[A run of records]
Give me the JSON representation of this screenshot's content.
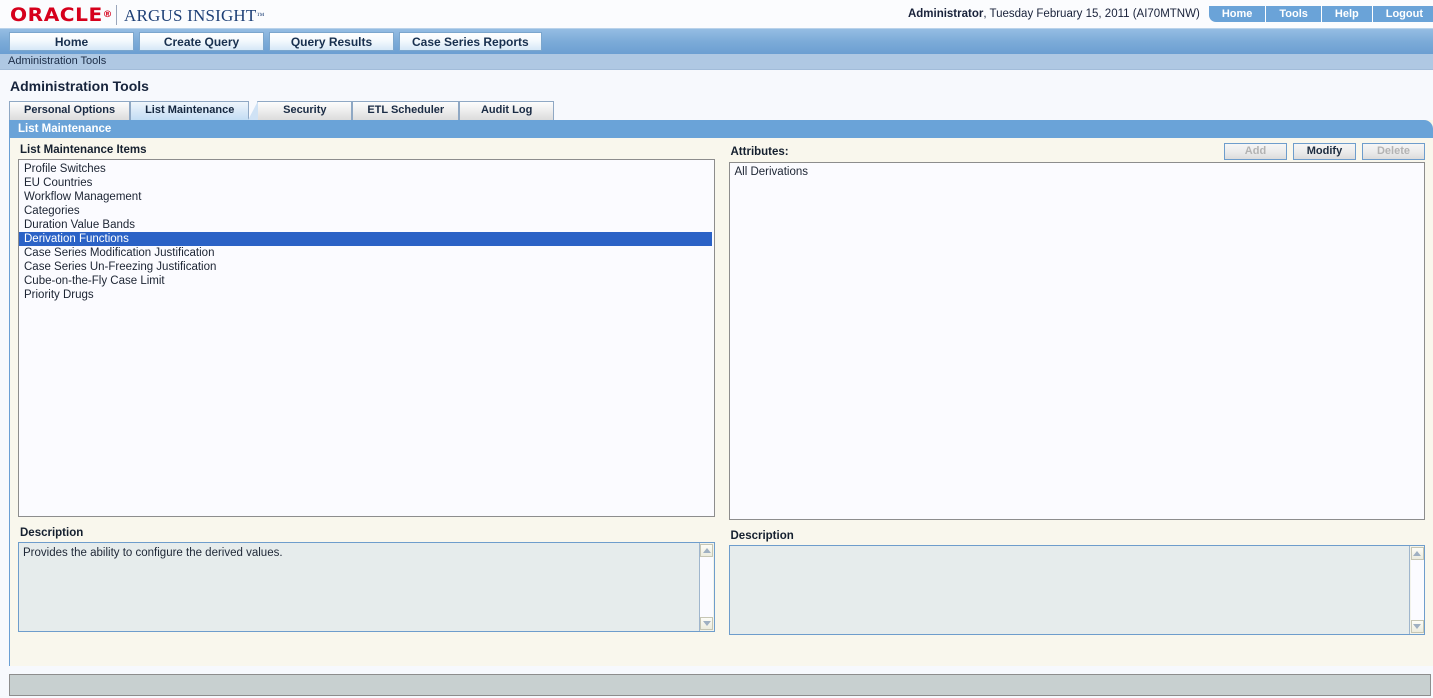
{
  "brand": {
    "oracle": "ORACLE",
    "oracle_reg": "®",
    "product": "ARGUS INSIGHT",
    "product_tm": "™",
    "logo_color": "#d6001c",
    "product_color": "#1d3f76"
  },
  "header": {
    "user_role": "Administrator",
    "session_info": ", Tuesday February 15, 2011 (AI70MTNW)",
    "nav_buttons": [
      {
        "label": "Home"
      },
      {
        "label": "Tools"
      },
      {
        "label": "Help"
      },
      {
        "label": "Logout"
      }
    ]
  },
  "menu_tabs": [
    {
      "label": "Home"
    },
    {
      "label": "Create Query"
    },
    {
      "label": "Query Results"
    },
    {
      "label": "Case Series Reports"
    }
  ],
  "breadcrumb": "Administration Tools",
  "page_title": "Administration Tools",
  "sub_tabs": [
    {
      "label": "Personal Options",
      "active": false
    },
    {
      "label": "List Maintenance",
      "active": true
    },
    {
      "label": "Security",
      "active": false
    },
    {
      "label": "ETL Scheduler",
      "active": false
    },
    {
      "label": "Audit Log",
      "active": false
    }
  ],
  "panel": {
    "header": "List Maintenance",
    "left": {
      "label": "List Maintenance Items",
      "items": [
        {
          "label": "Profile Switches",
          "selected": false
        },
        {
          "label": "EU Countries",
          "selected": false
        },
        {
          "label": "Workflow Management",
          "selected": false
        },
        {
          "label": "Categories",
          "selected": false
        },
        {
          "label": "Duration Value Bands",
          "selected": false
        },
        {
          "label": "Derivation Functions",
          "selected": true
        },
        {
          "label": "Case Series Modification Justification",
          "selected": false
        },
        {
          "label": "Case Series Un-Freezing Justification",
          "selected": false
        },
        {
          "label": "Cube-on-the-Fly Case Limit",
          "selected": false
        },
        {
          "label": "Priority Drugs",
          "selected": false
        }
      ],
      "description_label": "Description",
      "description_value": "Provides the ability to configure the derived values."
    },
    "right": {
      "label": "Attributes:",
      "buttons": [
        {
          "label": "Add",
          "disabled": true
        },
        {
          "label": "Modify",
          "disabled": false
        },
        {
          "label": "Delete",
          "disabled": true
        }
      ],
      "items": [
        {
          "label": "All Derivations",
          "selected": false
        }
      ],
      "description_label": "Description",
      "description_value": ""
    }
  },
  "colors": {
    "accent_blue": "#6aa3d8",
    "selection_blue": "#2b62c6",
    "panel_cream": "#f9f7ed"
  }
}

* * *

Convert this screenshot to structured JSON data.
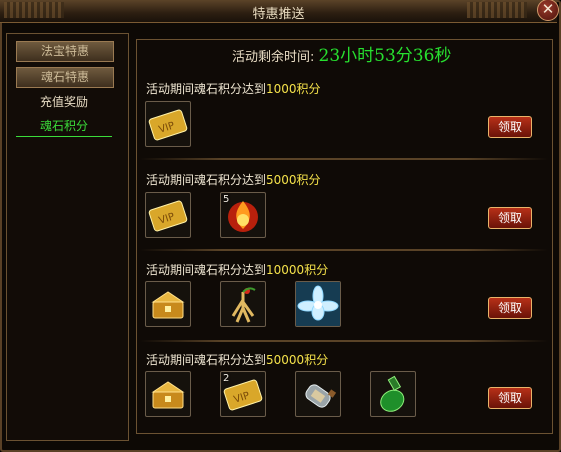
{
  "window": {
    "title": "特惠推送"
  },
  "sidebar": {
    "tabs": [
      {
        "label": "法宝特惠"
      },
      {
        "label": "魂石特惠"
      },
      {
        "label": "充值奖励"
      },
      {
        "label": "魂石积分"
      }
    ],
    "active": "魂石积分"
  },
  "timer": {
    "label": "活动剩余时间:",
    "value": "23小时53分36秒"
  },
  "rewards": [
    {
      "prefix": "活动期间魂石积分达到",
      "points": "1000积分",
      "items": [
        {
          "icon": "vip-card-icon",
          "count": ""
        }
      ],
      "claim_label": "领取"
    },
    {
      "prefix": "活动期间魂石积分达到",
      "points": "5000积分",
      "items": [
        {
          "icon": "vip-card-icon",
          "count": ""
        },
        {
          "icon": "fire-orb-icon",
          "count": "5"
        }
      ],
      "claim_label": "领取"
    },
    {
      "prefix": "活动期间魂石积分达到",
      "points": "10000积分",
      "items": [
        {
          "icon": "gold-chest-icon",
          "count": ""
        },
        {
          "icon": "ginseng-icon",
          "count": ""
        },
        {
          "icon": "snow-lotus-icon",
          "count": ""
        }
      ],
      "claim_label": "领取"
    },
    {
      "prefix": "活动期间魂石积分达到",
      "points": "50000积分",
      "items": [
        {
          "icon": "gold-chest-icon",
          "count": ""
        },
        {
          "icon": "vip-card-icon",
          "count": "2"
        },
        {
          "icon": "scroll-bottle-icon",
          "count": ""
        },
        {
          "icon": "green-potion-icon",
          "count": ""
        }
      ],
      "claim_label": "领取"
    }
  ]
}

--

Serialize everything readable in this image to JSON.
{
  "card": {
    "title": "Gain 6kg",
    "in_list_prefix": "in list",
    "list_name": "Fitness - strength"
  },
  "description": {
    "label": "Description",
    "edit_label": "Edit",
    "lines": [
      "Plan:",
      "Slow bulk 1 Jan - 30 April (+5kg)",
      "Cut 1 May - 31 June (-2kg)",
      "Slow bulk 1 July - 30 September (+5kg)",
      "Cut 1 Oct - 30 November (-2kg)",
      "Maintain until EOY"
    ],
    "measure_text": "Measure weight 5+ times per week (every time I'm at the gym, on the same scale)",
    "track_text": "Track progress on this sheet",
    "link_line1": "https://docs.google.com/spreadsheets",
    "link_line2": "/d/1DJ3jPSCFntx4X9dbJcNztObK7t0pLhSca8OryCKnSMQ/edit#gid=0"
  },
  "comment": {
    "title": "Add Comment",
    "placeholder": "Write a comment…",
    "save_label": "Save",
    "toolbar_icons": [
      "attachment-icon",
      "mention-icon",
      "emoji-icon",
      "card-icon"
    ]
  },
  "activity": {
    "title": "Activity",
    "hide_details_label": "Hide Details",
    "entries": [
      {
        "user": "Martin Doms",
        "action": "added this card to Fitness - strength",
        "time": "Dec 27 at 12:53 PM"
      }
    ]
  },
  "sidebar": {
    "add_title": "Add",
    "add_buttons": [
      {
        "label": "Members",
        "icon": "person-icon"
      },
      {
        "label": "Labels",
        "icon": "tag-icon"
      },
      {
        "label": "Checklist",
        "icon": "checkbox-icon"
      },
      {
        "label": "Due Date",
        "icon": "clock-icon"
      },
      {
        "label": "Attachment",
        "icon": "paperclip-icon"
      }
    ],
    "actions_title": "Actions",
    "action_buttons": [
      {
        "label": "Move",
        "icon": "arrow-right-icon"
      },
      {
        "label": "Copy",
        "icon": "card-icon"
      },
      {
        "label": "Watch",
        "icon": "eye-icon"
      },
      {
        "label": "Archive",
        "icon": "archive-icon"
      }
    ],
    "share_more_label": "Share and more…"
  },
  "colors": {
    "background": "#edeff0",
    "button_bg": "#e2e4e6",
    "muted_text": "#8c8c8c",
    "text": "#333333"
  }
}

--- AIM OF THE TASK ---
Look for the word "Justification" and return every line where it occurs.

--- FINAL RESULT ---
          "label": "Case Series Modification Justification",
          "label": "Case Series Un-Freezing Justification",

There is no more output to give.